Please write the listing below out again exactly, leaving every picture behind.

#### RECORD SET ####

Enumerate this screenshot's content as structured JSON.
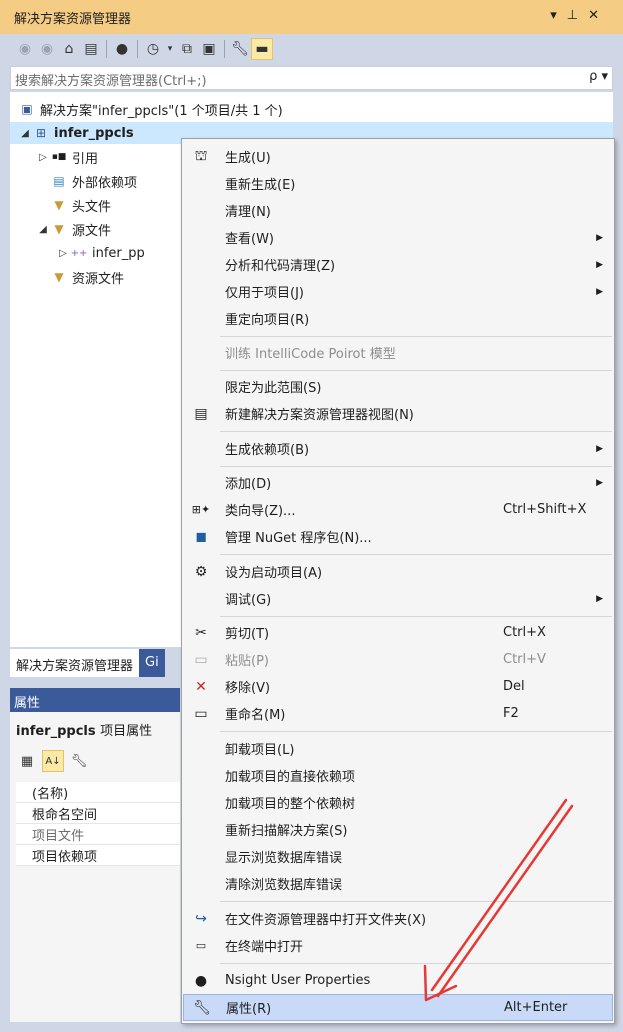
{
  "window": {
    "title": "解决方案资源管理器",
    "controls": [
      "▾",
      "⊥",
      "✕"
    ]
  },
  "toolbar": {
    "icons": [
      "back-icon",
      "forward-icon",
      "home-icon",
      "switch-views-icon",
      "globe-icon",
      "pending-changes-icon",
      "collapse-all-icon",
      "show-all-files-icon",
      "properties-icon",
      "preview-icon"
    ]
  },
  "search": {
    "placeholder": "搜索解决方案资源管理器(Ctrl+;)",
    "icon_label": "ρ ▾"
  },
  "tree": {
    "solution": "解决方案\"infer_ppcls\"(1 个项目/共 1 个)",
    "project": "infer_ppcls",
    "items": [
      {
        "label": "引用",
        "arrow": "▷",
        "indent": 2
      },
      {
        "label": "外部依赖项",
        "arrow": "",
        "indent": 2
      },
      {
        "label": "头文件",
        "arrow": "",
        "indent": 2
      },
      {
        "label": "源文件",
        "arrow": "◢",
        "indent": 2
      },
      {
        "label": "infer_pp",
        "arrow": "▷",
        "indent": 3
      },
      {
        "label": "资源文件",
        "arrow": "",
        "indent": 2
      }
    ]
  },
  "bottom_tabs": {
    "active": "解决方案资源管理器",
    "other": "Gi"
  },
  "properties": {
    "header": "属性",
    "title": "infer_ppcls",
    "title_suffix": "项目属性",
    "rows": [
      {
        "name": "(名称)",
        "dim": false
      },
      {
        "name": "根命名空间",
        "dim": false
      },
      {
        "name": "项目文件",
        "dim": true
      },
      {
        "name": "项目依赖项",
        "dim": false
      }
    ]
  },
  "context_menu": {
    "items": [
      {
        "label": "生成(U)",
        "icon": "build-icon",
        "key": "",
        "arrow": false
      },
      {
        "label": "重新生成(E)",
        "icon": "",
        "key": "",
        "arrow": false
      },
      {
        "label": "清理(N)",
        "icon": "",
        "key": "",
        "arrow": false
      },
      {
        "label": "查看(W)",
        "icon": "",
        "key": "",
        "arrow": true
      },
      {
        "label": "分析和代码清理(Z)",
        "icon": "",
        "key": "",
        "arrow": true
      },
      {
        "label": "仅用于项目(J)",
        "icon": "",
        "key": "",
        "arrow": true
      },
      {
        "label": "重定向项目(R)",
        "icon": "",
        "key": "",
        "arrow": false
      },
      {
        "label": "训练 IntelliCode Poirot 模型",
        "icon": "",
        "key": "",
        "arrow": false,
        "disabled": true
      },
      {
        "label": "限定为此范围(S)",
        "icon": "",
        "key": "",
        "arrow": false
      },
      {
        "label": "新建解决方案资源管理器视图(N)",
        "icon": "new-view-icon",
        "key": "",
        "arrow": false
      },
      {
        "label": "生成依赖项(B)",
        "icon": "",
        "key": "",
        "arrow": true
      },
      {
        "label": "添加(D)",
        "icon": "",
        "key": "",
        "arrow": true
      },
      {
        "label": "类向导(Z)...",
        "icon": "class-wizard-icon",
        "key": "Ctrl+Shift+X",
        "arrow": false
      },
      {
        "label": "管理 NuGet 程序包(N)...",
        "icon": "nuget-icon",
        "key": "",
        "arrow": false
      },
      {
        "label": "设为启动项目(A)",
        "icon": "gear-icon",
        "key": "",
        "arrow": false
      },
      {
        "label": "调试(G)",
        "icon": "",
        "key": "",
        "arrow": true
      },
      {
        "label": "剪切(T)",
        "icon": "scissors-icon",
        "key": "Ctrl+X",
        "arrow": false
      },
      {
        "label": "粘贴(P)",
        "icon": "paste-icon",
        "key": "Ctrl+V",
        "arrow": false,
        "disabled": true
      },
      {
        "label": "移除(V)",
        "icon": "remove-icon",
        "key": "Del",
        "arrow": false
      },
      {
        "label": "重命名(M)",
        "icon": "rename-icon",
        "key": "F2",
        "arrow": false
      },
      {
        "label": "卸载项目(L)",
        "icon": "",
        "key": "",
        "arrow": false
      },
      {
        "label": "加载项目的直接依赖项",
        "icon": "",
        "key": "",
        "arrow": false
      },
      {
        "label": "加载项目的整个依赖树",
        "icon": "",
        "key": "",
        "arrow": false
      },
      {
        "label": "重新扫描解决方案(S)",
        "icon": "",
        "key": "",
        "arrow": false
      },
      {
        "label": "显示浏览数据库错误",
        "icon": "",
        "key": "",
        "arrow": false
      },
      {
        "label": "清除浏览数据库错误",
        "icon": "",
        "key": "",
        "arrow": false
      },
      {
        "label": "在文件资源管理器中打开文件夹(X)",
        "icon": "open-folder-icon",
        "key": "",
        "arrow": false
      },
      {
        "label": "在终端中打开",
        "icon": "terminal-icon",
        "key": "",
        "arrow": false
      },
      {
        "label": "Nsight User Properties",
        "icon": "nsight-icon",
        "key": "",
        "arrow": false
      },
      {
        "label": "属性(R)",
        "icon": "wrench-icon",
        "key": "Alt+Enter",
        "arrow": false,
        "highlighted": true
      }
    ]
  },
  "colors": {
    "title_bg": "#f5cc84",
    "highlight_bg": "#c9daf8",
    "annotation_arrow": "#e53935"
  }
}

####

_SOLUTION_
Enumerate this screenshot's content as structured JSON.
{
  "window": {
    "title": "解决方案资源管理器",
    "controls": [
      "▾",
      "⊥",
      "✕"
    ]
  },
  "toolbar": {
    "icons": [
      "back-icon",
      "forward-icon",
      "home-icon",
      "switch-views-icon",
      "globe-icon",
      "pending-changes-icon",
      "collapse-all-icon",
      "show-all-files-icon",
      "properties-icon",
      "preview-icon"
    ]
  },
  "search": {
    "placeholder": "搜索解决方案资源管理器(Ctrl+;)",
    "icon_label": "ρ ▾"
  },
  "tree": {
    "solution": "解决方案\"infer_ppcls\"(1 个项目/共 1 个)",
    "project": "infer_ppcls",
    "items": [
      {
        "label": "引用",
        "arrow": "▷",
        "indent": 2
      },
      {
        "label": "外部依赖项",
        "arrow": "",
        "indent": 2
      },
      {
        "label": "头文件",
        "arrow": "",
        "indent": 2
      },
      {
        "label": "源文件",
        "arrow": "◢",
        "indent": 2
      },
      {
        "label": "infer_pp",
        "arrow": "▷",
        "indent": 3
      },
      {
        "label": "资源文件",
        "arrow": "",
        "indent": 2
      }
    ]
  },
  "bottom_tabs": {
    "active": "解决方案资源管理器",
    "other": "Gi"
  },
  "properties": {
    "header": "属性",
    "title": "infer_ppcls",
    "title_suffix": "项目属性",
    "rows": [
      {
        "name": "(名称)",
        "dim": false
      },
      {
        "name": "根命名空间",
        "dim": false
      },
      {
        "name": "项目文件",
        "dim": true
      },
      {
        "name": "项目依赖项",
        "dim": false
      }
    ]
  },
  "context_menu": {
    "items": [
      {
        "label": "生成(U)",
        "icon": "build-icon",
        "key": "",
        "arrow": false
      },
      {
        "label": "重新生成(E)",
        "icon": "",
        "key": "",
        "arrow": false
      },
      {
        "label": "清理(N)",
        "icon": "",
        "key": "",
        "arrow": false
      },
      {
        "label": "查看(W)",
        "icon": "",
        "key": "",
        "arrow": true
      },
      {
        "label": "分析和代码清理(Z)",
        "icon": "",
        "key": "",
        "arrow": true
      },
      {
        "label": "仅用于项目(J)",
        "icon": "",
        "key": "",
        "arrow": true
      },
      {
        "label": "重定向项目(R)",
        "icon": "",
        "key": "",
        "arrow": false
      },
      {
        "label": "训练 IntelliCode Poirot 模型",
        "icon": "",
        "key": "",
        "arrow": false,
        "disabled": true
      },
      {
        "label": "限定为此范围(S)",
        "icon": "",
        "key": "",
        "arrow": false
      },
      {
        "label": "新建解决方案资源管理器视图(N)",
        "icon": "new-view-icon",
        "key": "",
        "arrow": false
      },
      {
        "label": "生成依赖项(B)",
        "icon": "",
        "key": "",
        "arrow": true
      },
      {
        "label": "添加(D)",
        "icon": "",
        "key": "",
        "arrow": true
      },
      {
        "label": "类向导(Z)...",
        "icon": "class-wizard-icon",
        "key": "Ctrl+Shift+X",
        "arrow": false
      },
      {
        "label": "管理 NuGet 程序包(N)...",
        "icon": "nuget-icon",
        "key": "",
        "arrow": false
      },
      {
        "label": "设为启动项目(A)",
        "icon": "gear-icon",
        "key": "",
        "arrow": false
      },
      {
        "label": "调试(G)",
        "icon": "",
        "key": "",
        "arrow": true
      },
      {
        "label": "剪切(T)",
        "icon": "scissors-icon",
        "key": "Ctrl+X",
        "arrow": false
      },
      {
        "label": "粘贴(P)",
        "icon": "paste-icon",
        "key": "Ctrl+V",
        "arrow": false,
        "disabled": true
      },
      {
        "label": "移除(V)",
        "icon": "remove-icon",
        "key": "Del",
        "arrow": false
      },
      {
        "label": "重命名(M)",
        "icon": "rename-icon",
        "key": "F2",
        "arrow": false
      },
      {
        "label": "卸载项目(L)",
        "icon": "",
        "key": "",
        "arrow": false
      },
      {
        "label": "加载项目的直接依赖项",
        "icon": "",
        "key": "",
        "arrow": false
      },
      {
        "label": "加载项目的整个依赖树",
        "icon": "",
        "key": "",
        "arrow": false
      },
      {
        "label": "重新扫描解决方案(S)",
        "icon": "",
        "key": "",
        "arrow": false
      },
      {
        "label": "显示浏览数据库错误",
        "icon": "",
        "key": "",
        "arrow": false
      },
      {
        "label": "清除浏览数据库错误",
        "icon": "",
        "key": "",
        "arrow": false
      },
      {
        "label": "在文件资源管理器中打开文件夹(X)",
        "icon": "open-folder-icon",
        "key": "",
        "arrow": false
      },
      {
        "label": "在终端中打开",
        "icon": "terminal-icon",
        "key": "",
        "arrow": false
      },
      {
        "label": "Nsight User Properties",
        "icon": "nsight-icon",
        "key": "",
        "arrow": false
      },
      {
        "label": "属性(R)",
        "icon": "wrench-icon",
        "key": "Alt+Enter",
        "arrow": false,
        "highlighted": true
      }
    ]
  },
  "colors": {
    "title_bg": "#f5cc84",
    "highlight_bg": "#c9daf8",
    "annotation_arrow": "#e53935"
  }
}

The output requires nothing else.